Images appear in the records below; leave them out and repeat everything else exactly.

· · · · ·

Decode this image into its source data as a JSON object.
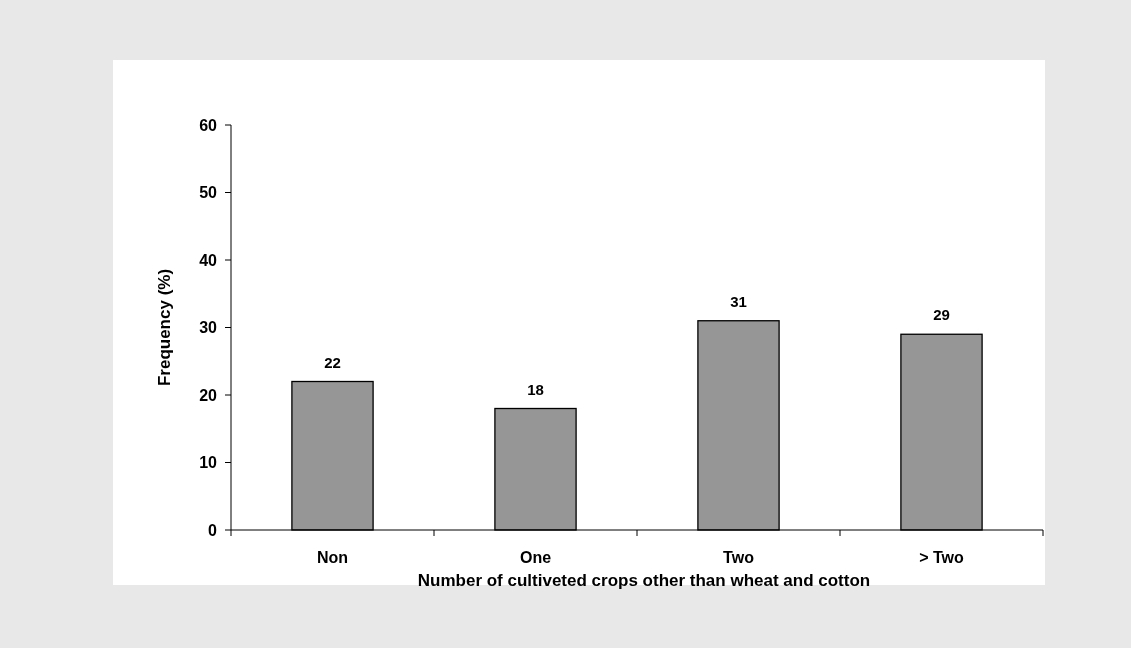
{
  "chart_data": {
    "type": "bar",
    "xlabel": "Number of cultiveted crops other than wheat and cotton",
    "ylabel": "Frequency (%)",
    "categories": [
      "Non",
      "One",
      "Two",
      "> Two"
    ],
    "values": [
      22,
      18,
      31,
      29
    ],
    "color": "#969696",
    "ylim": [
      0,
      60
    ],
    "yticks": [
      0,
      10,
      20,
      30,
      40,
      50,
      60
    ],
    "grid": false,
    "data_labels": true
  }
}
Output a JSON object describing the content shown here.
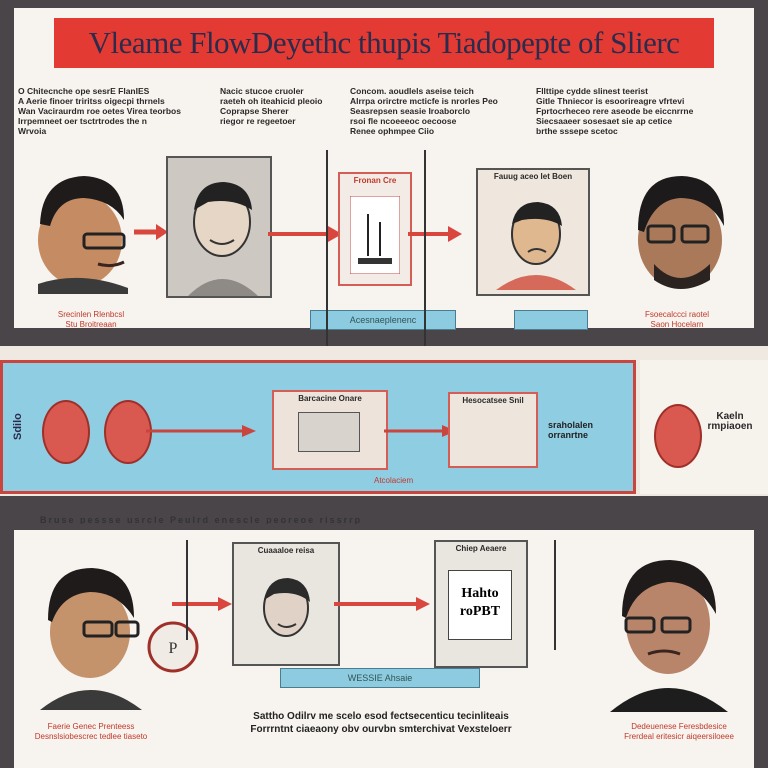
{
  "title": "Vleame FlowDeyethc thupis Tiadopepte of Slierc",
  "top": {
    "captions": [
      "O Chitecnche ope sesrE FIanIES\nA Aerie finoer triritss oigecpi thrnels\nWan Vaciraurdm roe oetes Virea teorbos\nIrrpemneet oer tsctrtrodes the n\nWrvoia",
      "Nacic stucoe cruoler\nraeteh oh iteahicid pleoio\nCoprapse Sherer\nriegor re regeetoer",
      "Concom. aoudlels aseise teich\nAlrrpa orirctre mcticfe is nrorles Peo\nSeasrepsen seasie Iroaborclo\nrsoi fle ncoeeeoc oecoose\nRenee ophmpee Ciio",
      "Fllttipe cydde slinest teerist\nGitle Thniecor is esoorireagre vfrtevi\nFprtocrheceo rere aseode be eiccnrrne\nSiecsaaeer sosesaet sie ap cetice\nbrthe sssepe scetoc"
    ],
    "frame_labels": [
      "Fronan Cre",
      "Fauug aceo Iet Boen"
    ],
    "faces_captions": [
      "Srecinlen Rlenbcsl\nStu Broitreaan",
      "Fsoecalccci raotel\nSaon Hocelarn"
    ],
    "bluebar_labels": [
      "Acesnaeplenenc",
      ""
    ]
  },
  "middle": {
    "left_label": "Sdilo",
    "frame_labels": [
      "Barcacine Onare",
      "Hesocatsee Snil"
    ],
    "text_right": "sraholalen\norranrtne",
    "corner_label": "Kaeln\nrmpiaoen",
    "small_caption": "Atcolaciem"
  },
  "divider": "Bruse pessse usrcle Peulrd enescle peoreoe rissrrp",
  "bottom": {
    "frame_labels": [
      "Cuaaaloe reisa",
      "Chiep Aeaere"
    ],
    "frame_text": "Hahto\nroPBT",
    "bluebar": "WESSIE Ahsaie",
    "caption": "Sattho Odilrv me scelo esod fectsecenticu tecinliteais\nForrrntnt ciaeaony obv ourvbn smterchivat Vexsteloerr",
    "side_captions": [
      "Faerie Genec Prenteess\nDesnslsiobescrec tedlee tiaseto",
      "Dedeuenese Feresbdesice\nFrerdeal eritesicr aiqeersiloeee"
    ]
  },
  "colors": {
    "accent_red": "#e33b34",
    "panel_blue": "#8fcde3",
    "paper": "#f7f3ee",
    "frame": "#555555"
  }
}
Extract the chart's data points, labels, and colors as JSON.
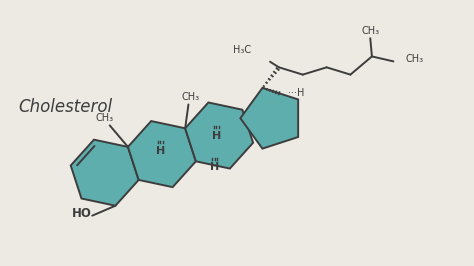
{
  "bg_color": "#ede9e3",
  "ring_fill": "#5faeae",
  "ring_edge": "#3d3d3d",
  "line_color": "#3d3d3d",
  "text_color": "#3d3d3d",
  "title": "Cholesterol",
  "figsize": [
    4.74,
    2.66
  ],
  "dpi": 100,
  "xlim": [
    0,
    14
  ],
  "ylim": [
    0,
    8
  ]
}
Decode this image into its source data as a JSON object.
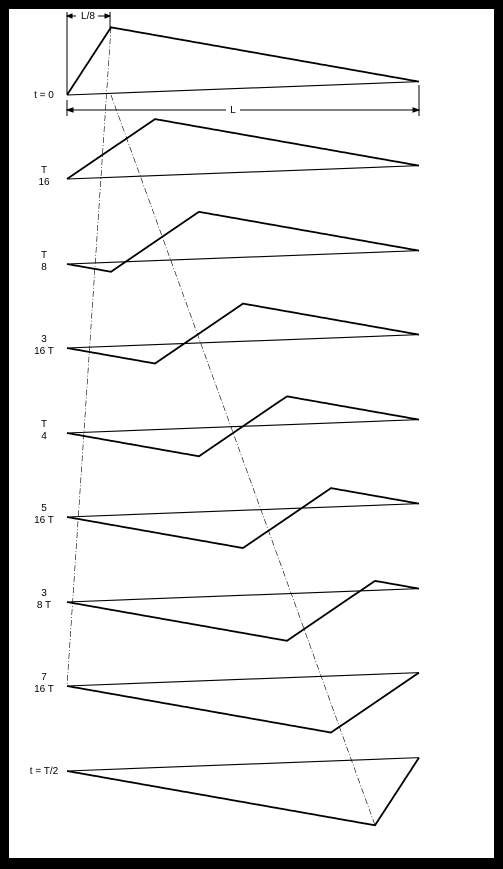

· · · · ·

→ **RESULT**:
Decode this image into its source data as a JSON object.
{
  "chart_data": {
    "type": "bar",
    "xlabel": "Number of cultiveted crops other than wheat and cotton",
    "ylabel": "Frequency (%)",
    "categories": [
      "Non",
      "One",
      "Two",
      "> Two"
    ],
    "values": [
      22,
      18,
      31,
      29
    ],
    "color": "#969696",
    "ylim": [
      0,
      60
    ],
    "yticks": [
      0,
      10,
      20,
      30,
      40,
      50,
      60
    ],
    "grid": false,
    "data_labels": true
  }
}
Output a JSON object describing the content shown here.
{
  "title": "Vleame FlowDeyethc thupis Tiadopepte of Slierc",
  "top": {
    "captions": [
      "O Chitecnche ope sesrE FIanIES\nA Aerie finoer triritss oigecpi thrnels\nWan Vaciraurdm roe oetes Virea teorbos\nIrrpemneet oer tsctrtrodes the n\nWrvoia",
      "Nacic stucoe cruoler\nraeteh oh iteahicid pleoio\nCoprapse Sherer\nriegor re regeetoer",
      "Concom. aoudlels aseise teich\nAlrrpa orirctre mcticfe is nrorles Peo\nSeasrepsen seasie Iroaborclo\nrsoi fle ncoeeeoc oecoose\nRenee ophmpee Ciio",
      "Fllttipe cydde slinest teerist\nGitle Thniecor is esoorireagre vfrtevi\nFprtocrheceo rere aseode be eiccnrrne\nSiecsaaeer sosesaet sie ap cetice\nbrthe sssepe scetoc"
    ],
    "frame_labels": [
      "Fronan Cre",
      "Fauug aceo Iet Boen"
    ],
    "faces_captions": [
      "Srecinlen Rlenbcsl\nStu Broitreaan",
      "Fsoecalccci raotel\nSaon Hocelarn"
    ],
    "bluebar_labels": [
      "Acesnaeplenenc",
      ""
    ]
  },
  "middle": {
    "left_label": "Sdilo",
    "frame_labels": [
      "Barcacine Onare",
      "Hesocatsee Snil"
    ],
    "text_right": "sraholalen\norranrtne",
    "corner_label": "Kaeln\nrmpiaoen",
    "small_caption": "Atcolaciem"
  },
  "divider": "Bruse pessse usrcle Peulrd enescle peoreoe rissrrp",
  "bottom": {
    "frame_labels": [
      "Cuaaaloe reisa",
      "Chiep Aeaere"
    ],
    "frame_text": "Hahto\nroPBT",
    "bluebar": "WESSIE Ahsaie",
    "caption": "Sattho Odilrv me scelo esod fectsecenticu tecinliteais\nForrrntnt ciaeaony obv ourvbn smterchivat Vexsteloerr",
    "side_captions": [
      "Faerie Genec Prenteess\nDesnslsiobescrec tedlee tiaseto",
      "Dedeuenese Feresbdesice\nFrerdeal eritesicr aiqeersiloeee"
    ]
  },
  "colors": {
    "accent_red": "#e33b34",
    "panel_blue": "#8fcde3",
    "paper": "#f7f3ee",
    "frame": "#555555"
  }
}
Extract the chart's data points, labels, and colors as JSON.
{
  "bg_color": "#ede9e3",
  "ring_fill": "#5faeae",
  "ring_edge": "#3d3d3d",
  "line_color": "#3d3d3d",
  "text_color": "#3d3d3d",
  "title": "Cholesterol",
  "figsize": [
    4.74,
    2.66
  ],
  "dpi": 100,
  "xlim": [
    0,
    14
  ],
  "ylim": [
    0,
    8
  ]
}
Decode this image into its source data as a JSON object.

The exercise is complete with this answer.